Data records
=====
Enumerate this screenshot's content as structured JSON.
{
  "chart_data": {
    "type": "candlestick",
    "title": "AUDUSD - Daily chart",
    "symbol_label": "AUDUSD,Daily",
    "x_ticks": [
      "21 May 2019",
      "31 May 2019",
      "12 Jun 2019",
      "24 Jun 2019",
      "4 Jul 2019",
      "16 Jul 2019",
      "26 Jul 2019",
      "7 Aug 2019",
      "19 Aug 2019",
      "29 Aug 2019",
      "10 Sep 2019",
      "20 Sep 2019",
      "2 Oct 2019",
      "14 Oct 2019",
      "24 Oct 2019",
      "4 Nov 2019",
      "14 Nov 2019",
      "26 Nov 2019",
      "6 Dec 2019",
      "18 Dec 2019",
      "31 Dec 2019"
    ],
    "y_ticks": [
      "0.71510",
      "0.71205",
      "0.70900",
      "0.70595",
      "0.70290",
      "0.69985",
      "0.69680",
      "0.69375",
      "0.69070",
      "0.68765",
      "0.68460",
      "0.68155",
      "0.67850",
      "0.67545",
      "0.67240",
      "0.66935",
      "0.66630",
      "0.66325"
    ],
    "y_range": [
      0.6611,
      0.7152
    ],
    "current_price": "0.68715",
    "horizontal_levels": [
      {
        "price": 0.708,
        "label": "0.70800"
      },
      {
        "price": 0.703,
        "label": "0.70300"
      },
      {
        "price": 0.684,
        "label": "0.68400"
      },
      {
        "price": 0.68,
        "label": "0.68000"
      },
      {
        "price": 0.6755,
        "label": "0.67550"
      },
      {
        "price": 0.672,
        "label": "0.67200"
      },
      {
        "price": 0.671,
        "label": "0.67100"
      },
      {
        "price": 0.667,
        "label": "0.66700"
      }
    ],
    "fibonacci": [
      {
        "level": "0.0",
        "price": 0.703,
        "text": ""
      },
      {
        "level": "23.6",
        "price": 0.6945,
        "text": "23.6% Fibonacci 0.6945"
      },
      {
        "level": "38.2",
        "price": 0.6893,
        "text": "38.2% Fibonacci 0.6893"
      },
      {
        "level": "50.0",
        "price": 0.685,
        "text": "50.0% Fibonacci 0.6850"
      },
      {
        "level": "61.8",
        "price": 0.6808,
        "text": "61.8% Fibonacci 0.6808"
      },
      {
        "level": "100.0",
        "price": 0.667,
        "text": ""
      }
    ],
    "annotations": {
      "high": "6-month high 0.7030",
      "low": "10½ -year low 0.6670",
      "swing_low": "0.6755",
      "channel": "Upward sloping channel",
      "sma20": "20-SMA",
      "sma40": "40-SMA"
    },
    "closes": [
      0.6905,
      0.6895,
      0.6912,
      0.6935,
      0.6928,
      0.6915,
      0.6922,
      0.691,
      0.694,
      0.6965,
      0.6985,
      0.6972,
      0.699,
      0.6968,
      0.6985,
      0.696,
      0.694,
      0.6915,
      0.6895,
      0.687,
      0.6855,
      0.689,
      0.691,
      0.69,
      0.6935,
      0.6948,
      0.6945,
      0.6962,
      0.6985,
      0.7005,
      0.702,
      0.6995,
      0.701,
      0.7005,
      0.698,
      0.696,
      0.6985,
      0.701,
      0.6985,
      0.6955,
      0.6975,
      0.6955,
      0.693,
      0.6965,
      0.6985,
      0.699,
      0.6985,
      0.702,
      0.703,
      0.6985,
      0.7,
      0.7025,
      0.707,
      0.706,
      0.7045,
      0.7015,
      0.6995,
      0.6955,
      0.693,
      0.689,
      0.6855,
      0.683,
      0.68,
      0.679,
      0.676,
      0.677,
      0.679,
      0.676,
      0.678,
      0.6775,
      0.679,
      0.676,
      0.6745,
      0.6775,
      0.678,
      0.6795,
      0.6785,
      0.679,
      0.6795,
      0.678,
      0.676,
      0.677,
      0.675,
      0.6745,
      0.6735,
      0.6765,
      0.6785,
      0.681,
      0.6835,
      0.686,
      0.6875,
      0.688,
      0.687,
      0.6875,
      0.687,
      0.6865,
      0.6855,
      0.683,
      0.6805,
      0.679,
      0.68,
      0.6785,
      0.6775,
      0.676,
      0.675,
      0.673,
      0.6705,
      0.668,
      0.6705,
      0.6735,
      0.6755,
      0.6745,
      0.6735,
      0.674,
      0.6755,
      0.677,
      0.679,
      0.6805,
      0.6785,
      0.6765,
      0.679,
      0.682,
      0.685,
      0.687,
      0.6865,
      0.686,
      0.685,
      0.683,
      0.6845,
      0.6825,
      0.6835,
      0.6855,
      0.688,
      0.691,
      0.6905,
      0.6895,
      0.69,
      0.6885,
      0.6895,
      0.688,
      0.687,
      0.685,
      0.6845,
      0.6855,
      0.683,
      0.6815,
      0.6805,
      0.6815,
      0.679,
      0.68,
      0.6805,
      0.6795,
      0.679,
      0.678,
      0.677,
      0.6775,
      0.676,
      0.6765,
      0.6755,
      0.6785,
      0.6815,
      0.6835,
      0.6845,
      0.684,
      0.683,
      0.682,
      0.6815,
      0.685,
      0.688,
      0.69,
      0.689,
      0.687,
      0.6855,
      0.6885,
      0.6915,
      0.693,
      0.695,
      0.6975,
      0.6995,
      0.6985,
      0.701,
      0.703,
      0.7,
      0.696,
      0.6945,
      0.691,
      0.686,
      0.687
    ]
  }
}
=====
- _TASK TO COMPLETE_
In the listing above, find the lines holding the word "text" and copy them.

- _EXPECTED ANSWER_
        "text": ""
        "text": "23.6% Fibonacci 0.6945"
        "text": "38.2% Fibonacci 0.6893"
        "text": "50.0% Fibonacci 0.6850"
        "text": "61.8% Fibonacci 0.6808"
        "text": ""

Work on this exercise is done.